• _Work to do_
Return the data exactly, with all pictures removed.

** BEGIN **

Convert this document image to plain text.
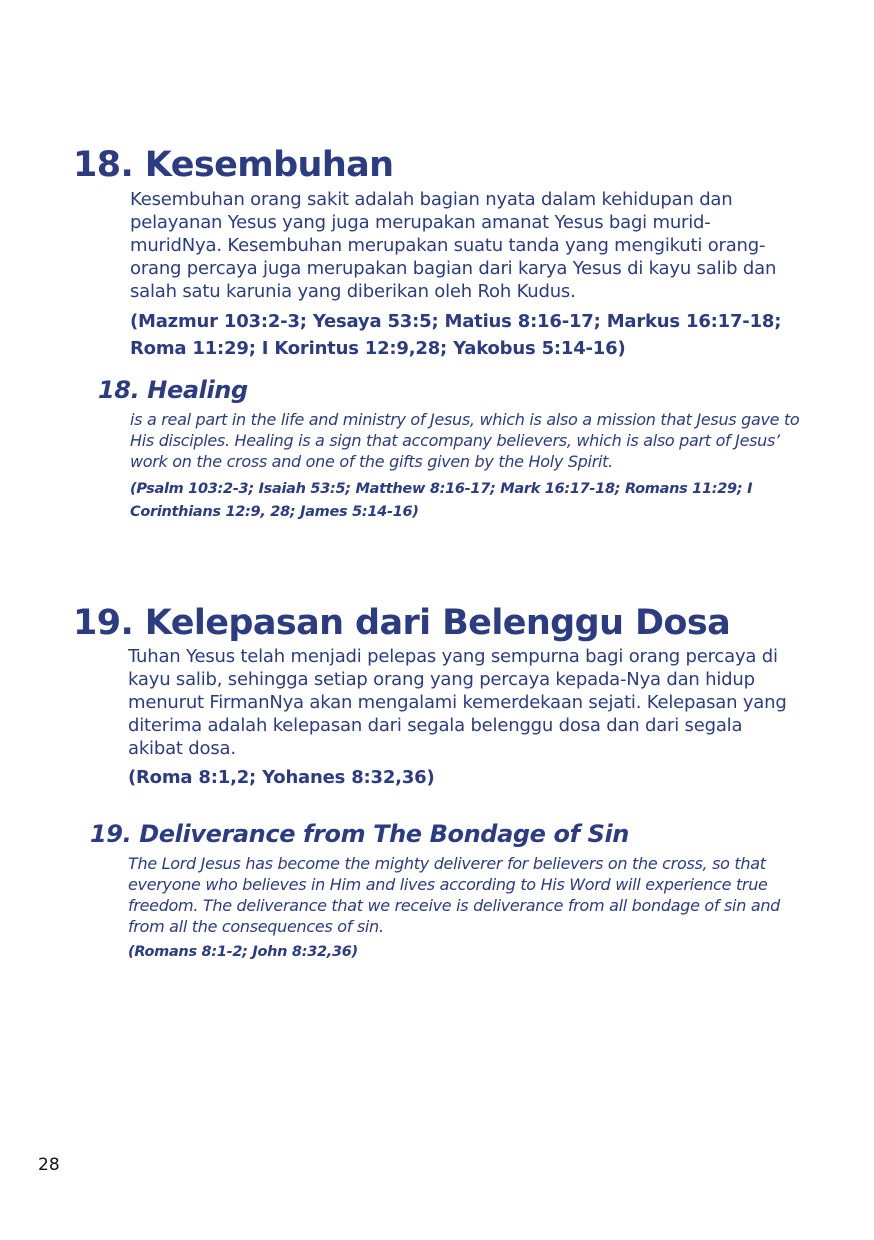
18. Kesembuhan
Kesembuhan orang sakit adalah bagian nyata dalam kehidupan dan pelayanan Yesus yang juga merupakan amanat Yesus bagi murid-muridNya. Kesembuhan merupakan suatu tanda yang mengikuti orang-orang percaya juga merupakan bagian dari karya Yesus di kayu salib dan salah satu karunia yang diberikan oleh Roh Kudus.
(Mazmur 103:2-3; Yesaya 53:5; Matius 8:16-17; Markus 16:17-18; Roma 11:29; I Korintus 12:9,28; Yakobus 5:14-16)
18. Healing
is a real part in the life and ministry of Jesus, which is also a mission that Jesus gave to His disciples. Healing is a sign that accompany believers, which is also part of Jesus’ work on the cross and one of the gifts given by the Holy Spirit.
(Psalm 103:2-3; Isaiah 53:5; Matthew 8:16-17; Mark 16:17-18; Romans 11:29; I Corinthians 12:9, 28; James 5:14-16)
19. Kelepasan dari Belenggu Dosa
Tuhan Yesus telah menjadi pelepas yang sempurna bagi orang percaya di kayu salib, sehingga setiap orang yang percaya kepada-Nya dan hidup menurut FirmanNya akan mengalami kemerdekaan sejati. Kelepasan yang diterima adalah kelepasan dari segala belenggu dosa dan dari segala akibat dosa.
(Roma 8:1,2; Yohanes 8:32,36)
19. Deliverance from The Bondage of Sin
The Lord Jesus has become the mighty deliverer for believers on the cross, so that everyone who believes in Him and lives according to His Word will experience true freedom. The deliverance that we receive is deliverance from all bondage of sin and from all the consequences of sin.
(Romans 8:1-2; John 8:32,36)
28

** END **

• _The completed task_
Convert this document image to plain text.
18. Kesembuhan
Kesembuhan orang sakit adalah bagian nyata dalam kehidupan dan pelayanan Yesus yang juga merupakan amanat Yesus bagi murid-muridNya. Kesembuhan merupakan suatu tanda yang mengikuti orang-orang percaya juga merupakan bagian dari karya Yesus di kayu salib dan salah satu karunia yang diberikan oleh Roh Kudus.
(Mazmur 103:2-3; Yesaya 53:5; Matius 8:16-17; Markus 16:17-18; Roma 11:29; I Korintus 12:9,28; Yakobus 5:14-16)
18. Healing
is a real part in the life and ministry of Jesus, which is also a mission that Jesus gave to His disciples. Healing is a sign that accompany believers, which is also part of Jesus’ work on the cross and one of the gifts given by the Holy Spirit.
(Psalm 103:2-3; Isaiah 53:5; Matthew 8:16-17; Mark 16:17-18; Romans 11:29; I Corinthians 12:9, 28; James 5:14-16)
19. Kelepasan dari Belenggu Dosa
Tuhan Yesus telah menjadi pelepas yang sempurna bagi orang percaya di kayu salib, sehingga setiap orang yang percaya kepada-Nya dan hidup menurut FirmanNya akan mengalami kemerdekaan sejati. Kelepasan yang diterima adalah kelepasan dari segala belenggu dosa dan dari segala akibat dosa.
(Roma 8:1,2; Yohanes 8:32,36)
19. Deliverance from The Bondage of Sin
The Lord Jesus has become the mighty deliverer for believers on the cross, so that everyone who believes in Him and lives according to His Word will experience true freedom. The deliverance that we receive is deliverance from all bondage of sin and from all the consequences of sin.
(Romans 8:1-2; John 8:32,36)
28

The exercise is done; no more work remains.